* Directions for this task: Copy each line of the records that contains the word "name".
------------------------------------------------
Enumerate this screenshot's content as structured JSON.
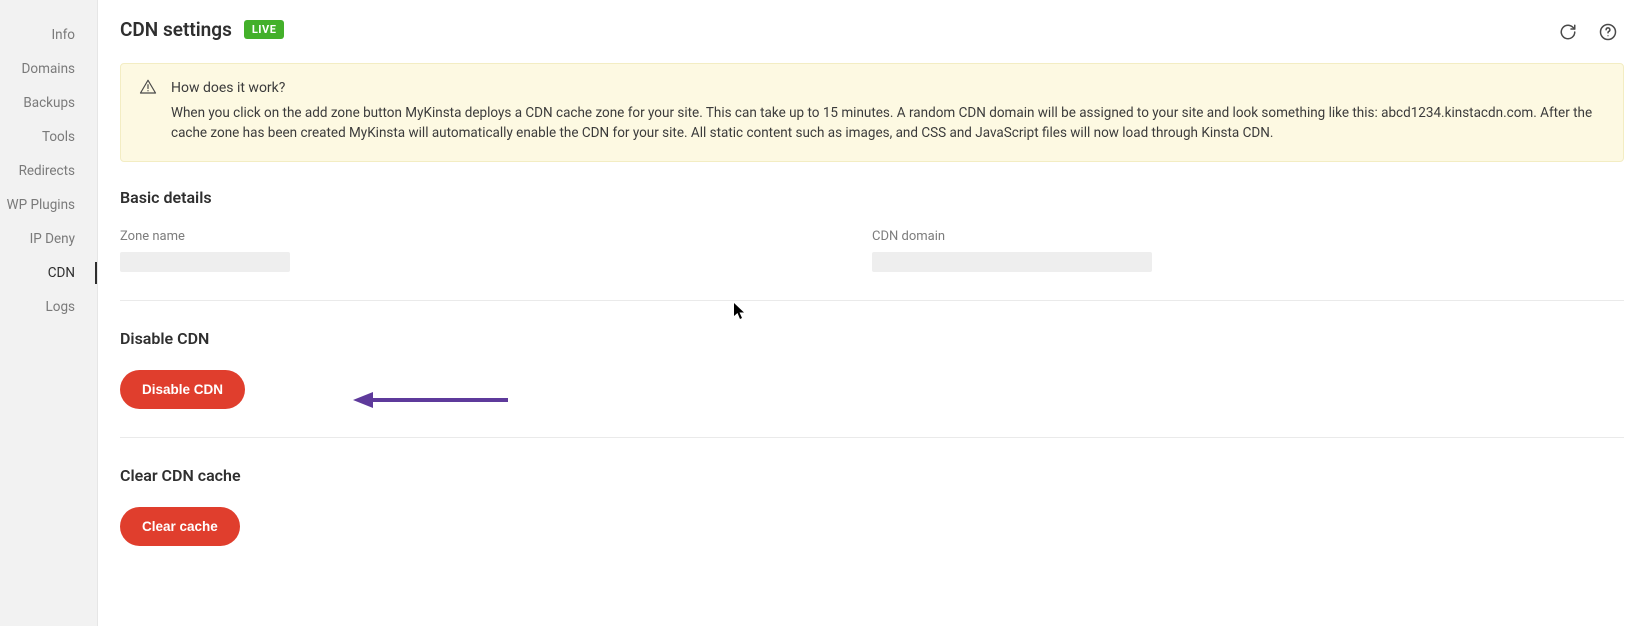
{
  "sidebar": {
    "items": [
      {
        "label": "Info"
      },
      {
        "label": "Domains"
      },
      {
        "label": "Backups"
      },
      {
        "label": "Tools"
      },
      {
        "label": "Redirects"
      },
      {
        "label": "WP Plugins"
      },
      {
        "label": "IP Deny"
      },
      {
        "label": "CDN"
      },
      {
        "label": "Logs"
      }
    ],
    "active_index": 7
  },
  "header": {
    "title": "CDN settings",
    "badge": "LIVE"
  },
  "info_panel": {
    "title": "How does it work?",
    "body": "When you click on the add zone button MyKinsta deploys a CDN cache zone for your site. This can take up to 15 minutes. A random CDN domain will be assigned to your site and look something like this: abcd1234.kinstacdn.com. After the cache zone has been created MyKinsta will automatically enable the CDN for your site. All static content such as images, and CSS and JavaScript files will now load through Kinsta CDN."
  },
  "basic_details": {
    "heading": "Basic details",
    "zone_label": "Zone name",
    "zone_value": "",
    "domain_label": "CDN domain",
    "domain_value": ""
  },
  "disable_cdn": {
    "heading": "Disable CDN",
    "button": "Disable CDN"
  },
  "clear_cache": {
    "heading": "Clear CDN cache",
    "button": "Clear cache"
  },
  "colors": {
    "accent_red": "#e03e2d",
    "badge_green": "#43b02a",
    "panel_yellow": "#fdf9e2",
    "annotation_purple": "#5e3a9b"
  }
}
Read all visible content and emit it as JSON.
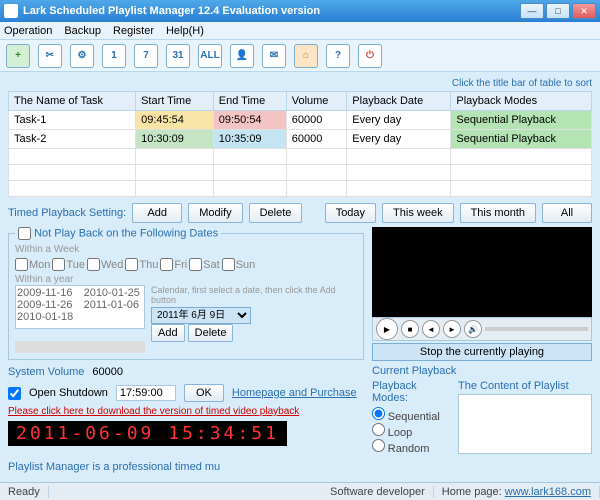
{
  "window": {
    "title": "Lark Scheduled Playlist Manager  12.4 Evaluation version"
  },
  "menu": {
    "operation": "Operation",
    "backup": "Backup",
    "register": "Register",
    "help": "Help(H)"
  },
  "toolbar": {
    "i1": "+",
    "i2": "✂",
    "i3": "⚙",
    "i4": "1",
    "i5": "7",
    "i6": "31",
    "i7": "ALL",
    "i8": "👤",
    "i9": "✉",
    "i10": "⌂",
    "i11": "?",
    "i12": "⏻"
  },
  "sorthint": "Click the title bar of table to sort",
  "cols": {
    "name": "The Name of Task",
    "start": "Start Time",
    "end": "End Time",
    "vol": "Volume",
    "pdate": "Playback Date",
    "pmode": "Playback Modes"
  },
  "tasks": [
    {
      "name": "Task-1",
      "start": "09:45:54",
      "end": "09:50:54",
      "vol": "60000",
      "pdate": "Every day",
      "pmode": "Sequential Playback"
    },
    {
      "name": "Task-2",
      "start": "10:30:09",
      "end": "10:35:09",
      "vol": "60000",
      "pdate": "Every day",
      "pmode": "Sequential Playback"
    }
  ],
  "labels": {
    "tps": "Timed Playback Setting:",
    "add": "Add",
    "modify": "Modify",
    "delete": "Delete",
    "today": "Today",
    "week": "This week",
    "month": "This month",
    "all": "All",
    "notplay": "Not Play Back on the Following Dates",
    "withinweek": "Within a Week",
    "mon": "Mon",
    "tue": "Tue",
    "wed": "Wed",
    "thu": "Thu",
    "fri": "Fri",
    "sat": "Sat",
    "sun": "Sun",
    "withinyear": "Within a year",
    "calnote": "Calendar, first select a date, then click the Add button",
    "calval": "2011年 6月 9日",
    "sysvol": "System Volume",
    "sysvolval": "60000",
    "openshut": "Open Shutdown",
    "shuttime": "17:59:00",
    "ok": "OK",
    "homepage": "Homepage and Purchase",
    "dl": "Please click here to download the version of timed video playback",
    "clock": "2011-06-09 15:34:51",
    "stop": "Stop the currently playing",
    "curpb": "Current Playback",
    "pbmodes": "Playback Modes:",
    "seq": "Sequential",
    "loop": "Loop",
    "rand": "Random",
    "plcontent": "The Content of Playlist",
    "marquee": "Playlist Manager  is a professional timed mu"
  },
  "dates": {
    "d1": "2009-11-16",
    "d2": "2010-01-25",
    "d3": "2009-11-26",
    "d4": "2011-01-06",
    "d5": "2010-01-18"
  },
  "status": {
    "ready": "Ready",
    "dev": "Software developer",
    "home": "Home page:",
    "url": "www.lark168.com"
  }
}
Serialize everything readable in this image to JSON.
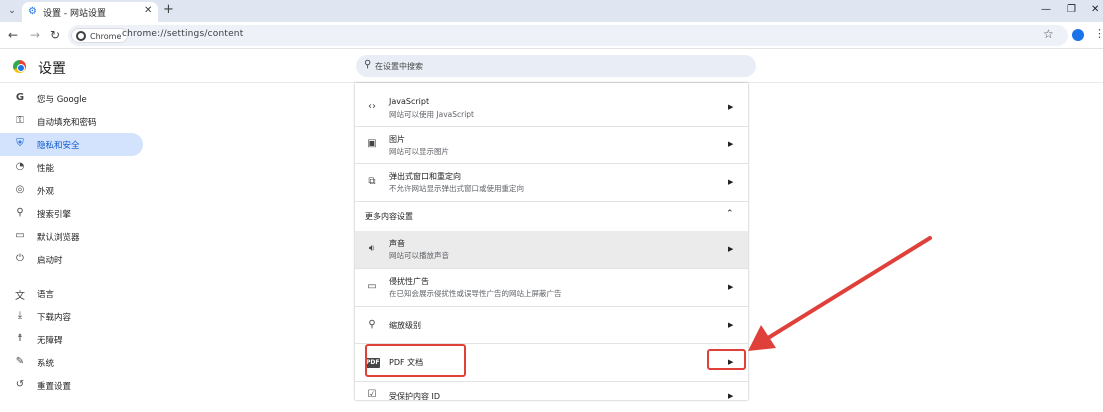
{
  "browser": {
    "tab_title": "设置 - 网站设置",
    "chip_label": "Chrome",
    "url": "chrome://settings/content"
  },
  "header": {
    "title": "设置",
    "search_placeholder": "在设置中搜索"
  },
  "sidebar": {
    "items": [
      {
        "label": "您与 Google",
        "icon": "google-g-icon",
        "active": false
      },
      {
        "label": "自动填充和密码",
        "icon": "key-icon",
        "active": false
      },
      {
        "label": "隐私和安全",
        "icon": "shield-icon",
        "active": true
      },
      {
        "label": "性能",
        "icon": "speedometer-icon",
        "active": false
      },
      {
        "label": "外观",
        "icon": "palette-icon",
        "active": false
      },
      {
        "label": "搜索引擎",
        "icon": "search-icon",
        "active": false
      },
      {
        "label": "默认浏览器",
        "icon": "browser-window-icon",
        "active": false
      },
      {
        "label": "启动时",
        "icon": "power-icon",
        "active": false
      },
      {
        "label": "语言",
        "icon": "translate-icon",
        "active": false
      },
      {
        "label": "下载内容",
        "icon": "download-icon",
        "active": false
      },
      {
        "label": "无障碍",
        "icon": "accessibility-icon",
        "active": false
      },
      {
        "label": "系统",
        "icon": "wrench-icon",
        "active": false
      },
      {
        "label": "重置设置",
        "icon": "reset-icon",
        "active": false
      }
    ]
  },
  "content": {
    "rows_top": [
      {
        "title": "JavaScript",
        "subtitle": "网站可以使用 JavaScript",
        "icon": "code-icon"
      },
      {
        "title": "图片",
        "subtitle": "网站可以显示图片",
        "icon": "image-icon"
      },
      {
        "title": "弹出式窗口和重定向",
        "subtitle": "不允许网站显示弹出式窗口或使用重定向",
        "icon": "popup-icon"
      }
    ],
    "section_title": "更多内容设置",
    "rows_more": [
      {
        "title": "声音",
        "subtitle": "网站可以播放声音",
        "icon": "speaker-icon",
        "highlighted": true
      },
      {
        "title": "侵扰性广告",
        "subtitle": "在已知会展示侵扰性或误导性广告的网站上屏蔽广告",
        "icon": "ad-icon",
        "highlighted": false
      },
      {
        "title": "缩放级别",
        "subtitle": "",
        "icon": "zoom-icon",
        "highlighted": false
      },
      {
        "title": "PDF 文档",
        "subtitle": "",
        "icon": "pdf-icon",
        "highlighted": false
      },
      {
        "title": "受保护内容 ID",
        "subtitle": "",
        "icon": "protected-content-icon",
        "highlighted": false
      }
    ]
  },
  "annotation": {
    "color": "#e0403a"
  }
}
------------------------------------------------
* Task solution:
    "zone_label": "Zone name",
    "name": "The Name of Task",
      "name": "Task-1",
      "name": "Task-2",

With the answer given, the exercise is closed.